--- start of Input rows ---

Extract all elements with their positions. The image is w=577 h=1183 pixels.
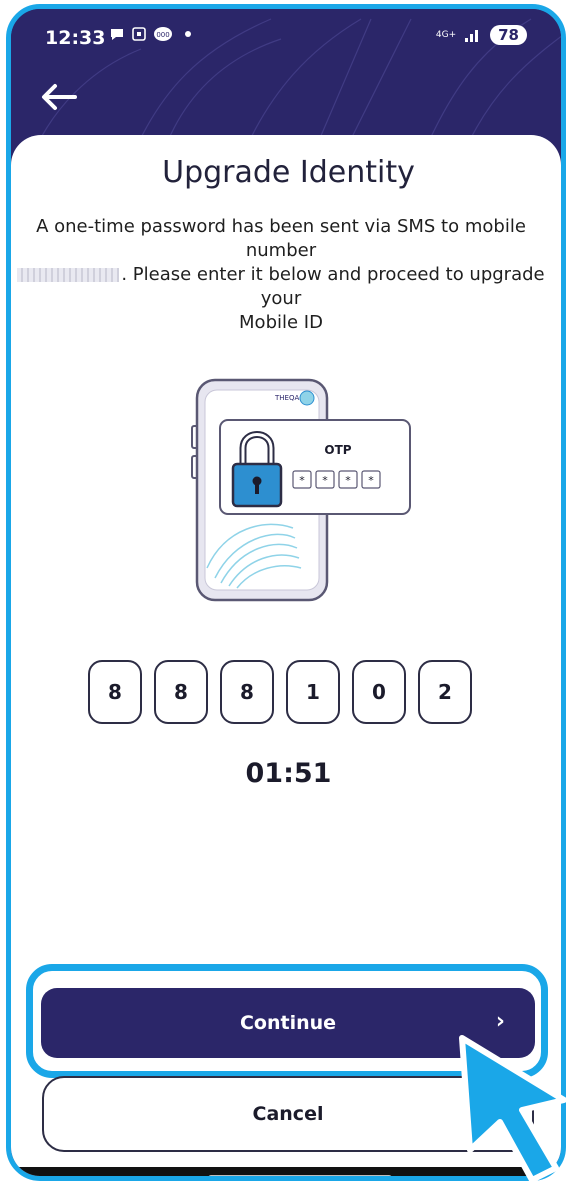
otp-digit-1[interactable]: 8 — [88, 660, 142, 724]
masked-phone-number — [17, 268, 120, 282]
otp-mask-char: * — [368, 474, 374, 487]
otp-digit-3[interactable]: 8 — [220, 660, 274, 724]
svg-text:000: 000 — [156, 31, 169, 39]
app-icon: 000 — [154, 27, 172, 41]
back-arrow-icon[interactable] — [37, 77, 81, 117]
otp-digit-5[interactable]: 0 — [352, 660, 406, 724]
otp-digit-4[interactable]: 1 — [286, 660, 340, 724]
otp-mask-char: * — [322, 474, 328, 487]
signal-icon — [465, 30, 479, 42]
description-line-3: Mobile ID — [239, 312, 323, 333]
chat-icon — [111, 29, 123, 40]
battery-indicator: 78 — [490, 25, 527, 45]
otp-digit-2[interactable]: 8 — [154, 660, 208, 724]
battery-level: 78 — [498, 26, 519, 44]
brand-logo-icon — [299, 390, 315, 406]
network-type: 4G+ — [435, 29, 457, 40]
notification-icons: 000 — [109, 26, 191, 42]
status-time: 12:33 — [45, 27, 106, 49]
otp-description: A one-time password has been sent via SM… — [6, 215, 556, 335]
otp-mask-char: * — [345, 474, 351, 487]
cancel-label: Cancel — [252, 1103, 324, 1125]
status-right: 4G+ 78 — [436, 25, 527, 45]
otp-illustration: THEQA OTP * * * * — [191, 378, 411, 602]
description-line-1: A one-time password has been sent via SM… — [36, 216, 526, 261]
status-bar: 12:33 000 4G+ 78 — [11, 9, 561, 65]
more-notifications-dot — [185, 31, 191, 37]
otp-input-group: 8 8 8 1 0 2 — [88, 660, 472, 724]
description-line-2: . Please enter it below and proceed to u… — [121, 264, 545, 309]
pointer-cursor-icon — [459, 1035, 567, 1183]
countdown-timer: 01:51 — [245, 758, 332, 789]
home-indicator[interactable] — [208, 1175, 392, 1176]
otp-mask-char: * — [299, 474, 305, 487]
otp-digit-6[interactable]: 2 — [418, 660, 472, 724]
brand-logo-text: THEQA — [274, 394, 299, 402]
continue-label: Continue — [239, 1012, 337, 1034]
otp-card-label: OTP — [324, 443, 351, 457]
page-title: Upgrade Identity — [162, 155, 415, 190]
screenshot-icon — [132, 27, 146, 41]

--- end of Input rows ---

— What you will do —
Can you convert every line of the items above into a Markdown table with the columns Row and Line, numbering each row and leaving out blank lines and pictures?

— Answer to this problem —
| Row | Line |
|---|---|
| 1 | Extract all elements with their positions. The image is w=577 h=1183 pixels. |
| 2 | otp-digit-1[interactable]: 8 — [88, 660, 142, 724] |
| 3 | masked-phone-number — [17, 268, 120, 282] |
| 4 | otp-mask-char: * — [368, 474, 374, 487] |
| 5 | otp-digit-3[interactable]: 8 — [220, 660, 274, 724] |
| 6 | svg-text:000: 000 — [156, 31, 169, 39] |
| 7 | app-icon: 000 — [154, 27, 172, 41] |
| 8 | back-arrow-icon[interactable] — [37, 77, 81, 117] |
| 9 | otp-digit-5[interactable]: 0 — [352, 660, 406, 724] |
| 10 | otp-digit-4[interactable]: 1 — [286, 660, 340, 724] |
| 11 | otp-mask-char: * — [322, 474, 328, 487] |
| 12 | signal-icon — [465, 30, 479, 42] |
| 13 | description-line-3: Mobile ID — [239, 312, 323, 333] |
| 14 | chat-icon — [111, 29, 123, 40] |
| 15 | battery-indicator: 78 — [490, 25, 527, 45] |
| 16 | otp-digit-2[interactable]: 8 — [154, 660, 208, 724] |
| 17 | battery-level: 78 — [498, 26, 519, 44] |
| 18 | brand-logo-icon — [299, 390, 315, 406] |
| 19 | network-type: 4G+ — [435, 29, 457, 40] |
| 20 | notification-icons: 000 — [109, 26, 191, 42] |
| 21 | status-time: 12:33 — [45, 27, 106, 49] |
| 22 | otp-description: A one-time password has been sent via SM… — [6, 215, 556, 335] |
| 23 | otp-mask-char: * — [345, 474, 351, 487] |
| 24 | cancel-label: Cancel — [252, 1103, 324, 1125] |
| 25 | status-right: 4G+ 78 — [436, 25, 527, 45] |
| 26 | otp-illustration: THEQA OTP * * * * — [191, 378, 411, 602] |
| 27 | description-line-1: A one-time password has been sent via SM… — [36, 216, 526, 261] |
| 28 | status-bar: 12:33 000 4G+ 78 — [11, 9, 561, 65] |
| 29 | more-notifications-dot — [185, 31, 191, 37] |
| 30 | otp-input-group: 8 8 8 1 0 2 — [88, 660, 472, 724] |
| 31 | description-line-2: . Please enter it below and proceed to u… — [121, 264, 545, 309] |
| 32 | pointer-cursor-icon — [459, 1035, 567, 1183] |
| 33 | countdown-timer: 01:51 — [245, 758, 332, 789] |
| 34 | home-indicator[interactable] — [208, 1175, 392, 1176] |
| 35 | otp-mask-char: * — [299, 474, 305, 487] |
| 36 | otp-digit-6[interactable]: 2 — [418, 660, 472, 724] |
| 37 | brand-logo-text: THEQA — [274, 394, 299, 402] |
| 38 | continue-label: Continue — [239, 1012, 337, 1034] |
| 39 | otp-card-label: OTP — [324, 443, 351, 457] |
| 40 | page-title: Upgrade Identity — [162, 155, 415, 190] |
| 41 | screenshot-icon — [132, 27, 146, 41] |